Recorded data
--------------------------------------------------

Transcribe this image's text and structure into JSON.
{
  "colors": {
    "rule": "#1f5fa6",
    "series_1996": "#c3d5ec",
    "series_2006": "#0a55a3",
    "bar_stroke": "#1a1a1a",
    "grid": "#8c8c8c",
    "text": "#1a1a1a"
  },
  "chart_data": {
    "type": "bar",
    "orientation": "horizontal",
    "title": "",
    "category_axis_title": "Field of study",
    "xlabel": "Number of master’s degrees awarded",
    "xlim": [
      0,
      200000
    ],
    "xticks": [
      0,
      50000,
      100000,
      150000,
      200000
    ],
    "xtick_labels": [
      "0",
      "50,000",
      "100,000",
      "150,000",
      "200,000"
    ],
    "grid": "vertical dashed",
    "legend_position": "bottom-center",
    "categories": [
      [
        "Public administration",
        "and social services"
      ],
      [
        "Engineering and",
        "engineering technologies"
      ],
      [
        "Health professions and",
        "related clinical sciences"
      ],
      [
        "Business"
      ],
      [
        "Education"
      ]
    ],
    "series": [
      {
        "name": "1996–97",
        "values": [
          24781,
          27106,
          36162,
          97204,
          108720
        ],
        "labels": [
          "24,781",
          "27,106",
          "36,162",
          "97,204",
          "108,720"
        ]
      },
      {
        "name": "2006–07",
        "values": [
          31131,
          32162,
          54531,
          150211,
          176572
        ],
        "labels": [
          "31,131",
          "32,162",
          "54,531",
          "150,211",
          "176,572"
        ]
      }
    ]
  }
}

--------------------------------------------------

EXERCISE AIM
Select the lines in this material that hold the word "text", leaving none out.

ANSWER TO THIS TASK
Transcribe this image's text and structure into JSON.
    "text": "#1a1a1a"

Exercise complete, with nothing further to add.